Collected data
---+---
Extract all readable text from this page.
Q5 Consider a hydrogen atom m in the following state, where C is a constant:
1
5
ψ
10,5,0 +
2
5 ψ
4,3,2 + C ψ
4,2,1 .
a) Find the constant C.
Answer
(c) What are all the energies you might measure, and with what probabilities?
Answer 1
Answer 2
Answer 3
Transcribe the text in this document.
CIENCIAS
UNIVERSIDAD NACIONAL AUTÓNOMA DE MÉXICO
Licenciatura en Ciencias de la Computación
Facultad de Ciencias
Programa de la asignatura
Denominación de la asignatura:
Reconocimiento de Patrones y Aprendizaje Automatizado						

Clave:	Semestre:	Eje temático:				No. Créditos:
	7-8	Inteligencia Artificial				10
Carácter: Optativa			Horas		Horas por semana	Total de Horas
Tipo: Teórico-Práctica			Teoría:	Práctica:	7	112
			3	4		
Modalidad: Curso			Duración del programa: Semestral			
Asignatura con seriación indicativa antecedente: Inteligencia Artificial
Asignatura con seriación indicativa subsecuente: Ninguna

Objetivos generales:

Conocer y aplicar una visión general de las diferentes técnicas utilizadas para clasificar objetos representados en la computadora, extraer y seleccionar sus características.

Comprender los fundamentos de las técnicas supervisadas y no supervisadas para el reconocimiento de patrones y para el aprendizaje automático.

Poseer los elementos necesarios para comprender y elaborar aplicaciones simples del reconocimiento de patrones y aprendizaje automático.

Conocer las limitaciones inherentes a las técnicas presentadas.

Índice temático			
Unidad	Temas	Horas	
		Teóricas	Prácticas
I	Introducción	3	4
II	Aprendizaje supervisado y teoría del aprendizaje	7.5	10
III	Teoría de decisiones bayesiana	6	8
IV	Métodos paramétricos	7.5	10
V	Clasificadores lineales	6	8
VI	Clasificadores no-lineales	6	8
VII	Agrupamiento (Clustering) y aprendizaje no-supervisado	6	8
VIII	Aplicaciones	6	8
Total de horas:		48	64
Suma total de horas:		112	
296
---+---
- CHALLENGE -
Across all the entries, count the lines that contain the word "Artificial" and give the number by itself.

- ANSWER BELOW -
2